BEGIN Page text

That is until two years ago, when the chocolate chip controversy began.

But while the controversy bakes a bit (350 degrees for 20 minutes, or until brown), you need to hear the rest of this Purim story. It goes beyond fillings and shapes to asking how has the baking filled and shaped the bakers’ relationships. And are they somehow providing their synagogue with more than sweets?

For a fully baked answer, I took the 30-mile drive from Los Angeles to Anaheim to see if I could discover what has kept things cooking over two generations — through Vietnam, Watergate, several Middle East wars, and eight rabbis.

First, I must tell you in complete journalistic disclosure, since I grew up in the Temple Beth Emet community, I know most of the bakers. The temple has largely aged in place. Among the afternoon baking crew are my junior high school social studies teacher, several friends of my family, a woman who is the sister of a former college roommate and, for good measure, my mother-in-law, Shirley.

Was baking one of the activities that held them to this spot half a mile from the Magic Kingdom?

As I entered their kitchen, I could smell the answer.

In the well-known 1988 essay “The Tent-Peg Business: Some Truths About Congregations,” Rabbi Lawrence Kushner wrote that “Since no one can be sure of what someone else must do to serve the Holy One, anyone who thinks he has a new idea or an old idea must be given a chance.”

In 1965, when Ruth Notkin began baking hamantashen with a group of congregants as a means to financially support the temple sisterhood (now called Women’s League), she and her co-bakers had little idea how the act would bring together generations — mothers and daughters, granddaughters and grandmothers.

“This is what we do,” Notkin said while feeding balls of dough into a machine roller and then turning the crank.

Not a religious act, yet each year the result of the cranking is thousands of dollars of tzedakah. The sale of the hamantashen helps keep the synagogue healthy, and the donation of hamantashen to local retirement homes keeps people happy.

I watched as the women went about their work: mixing, rolling, cutting out circles of dough using a Yuban coffee can, folding, filling, and finally baking.

“We each have a specialty,” Notkin noted.

As the dough rolled, they talked about friends, relatives, and how they had first came to the task.

END Page text
BEGIN Supplied records

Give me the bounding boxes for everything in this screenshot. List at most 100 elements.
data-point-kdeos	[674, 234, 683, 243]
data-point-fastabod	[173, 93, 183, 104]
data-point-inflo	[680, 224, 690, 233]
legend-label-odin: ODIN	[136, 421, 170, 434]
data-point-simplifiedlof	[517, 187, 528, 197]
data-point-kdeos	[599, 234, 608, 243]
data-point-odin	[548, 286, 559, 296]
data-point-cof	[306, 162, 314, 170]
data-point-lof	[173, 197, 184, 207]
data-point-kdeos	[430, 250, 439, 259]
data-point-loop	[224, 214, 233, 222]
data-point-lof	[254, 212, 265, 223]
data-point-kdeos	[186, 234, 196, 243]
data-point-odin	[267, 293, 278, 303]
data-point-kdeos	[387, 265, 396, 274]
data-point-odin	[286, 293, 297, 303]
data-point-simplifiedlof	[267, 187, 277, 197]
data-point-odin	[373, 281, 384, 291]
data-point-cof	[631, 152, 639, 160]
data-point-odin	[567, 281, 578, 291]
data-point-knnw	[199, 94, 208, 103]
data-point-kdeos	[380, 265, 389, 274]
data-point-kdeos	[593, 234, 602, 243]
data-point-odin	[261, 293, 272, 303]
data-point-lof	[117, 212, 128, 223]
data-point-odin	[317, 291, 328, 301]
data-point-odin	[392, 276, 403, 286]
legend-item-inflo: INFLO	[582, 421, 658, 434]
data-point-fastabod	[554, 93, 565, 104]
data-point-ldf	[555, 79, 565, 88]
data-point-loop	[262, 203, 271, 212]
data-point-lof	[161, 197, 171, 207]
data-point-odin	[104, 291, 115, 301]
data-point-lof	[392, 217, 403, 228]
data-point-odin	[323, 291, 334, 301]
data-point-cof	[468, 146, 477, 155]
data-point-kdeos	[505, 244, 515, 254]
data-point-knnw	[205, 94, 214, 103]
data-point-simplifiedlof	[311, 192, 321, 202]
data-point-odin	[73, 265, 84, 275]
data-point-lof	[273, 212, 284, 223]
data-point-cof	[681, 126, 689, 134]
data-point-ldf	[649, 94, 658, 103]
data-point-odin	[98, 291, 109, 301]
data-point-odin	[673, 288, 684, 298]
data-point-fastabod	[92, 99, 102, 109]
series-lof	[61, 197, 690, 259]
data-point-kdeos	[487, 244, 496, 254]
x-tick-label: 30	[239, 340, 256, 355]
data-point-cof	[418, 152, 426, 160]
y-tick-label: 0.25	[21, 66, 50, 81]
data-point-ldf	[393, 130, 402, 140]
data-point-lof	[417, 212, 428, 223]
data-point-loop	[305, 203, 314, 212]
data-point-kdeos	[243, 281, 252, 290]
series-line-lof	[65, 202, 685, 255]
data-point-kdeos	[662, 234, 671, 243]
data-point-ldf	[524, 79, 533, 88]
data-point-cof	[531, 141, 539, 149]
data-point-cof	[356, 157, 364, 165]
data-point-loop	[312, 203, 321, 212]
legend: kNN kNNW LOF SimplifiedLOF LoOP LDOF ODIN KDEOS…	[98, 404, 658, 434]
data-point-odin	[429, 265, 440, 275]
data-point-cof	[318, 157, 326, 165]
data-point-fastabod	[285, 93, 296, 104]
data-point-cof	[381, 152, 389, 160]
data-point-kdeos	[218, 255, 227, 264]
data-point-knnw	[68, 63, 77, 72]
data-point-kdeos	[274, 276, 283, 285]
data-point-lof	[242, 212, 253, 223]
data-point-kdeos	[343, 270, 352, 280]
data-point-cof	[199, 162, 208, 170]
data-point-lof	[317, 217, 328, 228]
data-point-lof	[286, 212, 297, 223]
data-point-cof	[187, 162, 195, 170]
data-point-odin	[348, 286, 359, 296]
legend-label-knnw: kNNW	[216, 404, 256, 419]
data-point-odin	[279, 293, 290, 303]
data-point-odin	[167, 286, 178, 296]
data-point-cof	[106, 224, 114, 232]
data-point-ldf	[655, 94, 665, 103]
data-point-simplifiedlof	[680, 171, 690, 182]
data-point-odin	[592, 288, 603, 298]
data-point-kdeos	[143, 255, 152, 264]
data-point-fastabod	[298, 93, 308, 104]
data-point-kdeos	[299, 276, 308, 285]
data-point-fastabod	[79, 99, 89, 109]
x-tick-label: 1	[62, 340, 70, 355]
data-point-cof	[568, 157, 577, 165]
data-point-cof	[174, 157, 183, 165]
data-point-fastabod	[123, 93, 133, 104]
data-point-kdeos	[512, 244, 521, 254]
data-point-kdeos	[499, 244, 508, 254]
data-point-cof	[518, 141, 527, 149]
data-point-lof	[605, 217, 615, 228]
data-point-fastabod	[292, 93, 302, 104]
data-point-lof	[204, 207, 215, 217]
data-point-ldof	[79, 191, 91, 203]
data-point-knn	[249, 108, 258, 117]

END Supplied records

→ **Aim 1**
In the Purim baking article, why did Ruth Notkin start baking hamantashen with a group of congregants in 1965?
→ **Aim 2**
Switch "kdeos" to "kde-os" in the entries from the start through the line that contains "94, 208, 103]", and write out those lines with nothing else changed.

→ **Complete answer 1**
She started the baking to raise money for the temple sisterhood, which is now called Women's League.

→ **Complete answer 2**
Give me the bounding boxes for everything in this screenshot. List at most 100 elements.
data-point-kde-os	[674, 234, 683, 243]
data-point-fastabod	[173, 93, 183, 104]
data-point-inflo	[680, 224, 690, 233]
legend-label-odin: ODIN	[136, 421, 170, 434]
data-point-simplifiedlof	[517, 187, 528, 197]
data-point-kde-os	[599, 234, 608, 243]
data-point-odin	[548, 286, 559, 296]
data-point-cof	[306, 162, 314, 170]
data-point-lof	[173, 197, 184, 207]
data-point-kde-os	[430, 250, 439, 259]
data-point-loop	[224, 214, 233, 222]
data-point-lof	[254, 212, 265, 223]
data-point-kde-os	[186, 234, 196, 243]
data-point-odin	[267, 293, 278, 303]
data-point-kde-os	[387, 265, 396, 274]
data-point-odin	[286, 293, 297, 303]
data-point-simplifiedlof	[267, 187, 277, 197]
data-point-odin	[373, 281, 384, 291]
data-point-cof	[631, 152, 639, 160]
data-point-odin	[567, 281, 578, 291]
data-point-knnw	[199, 94, 208, 103]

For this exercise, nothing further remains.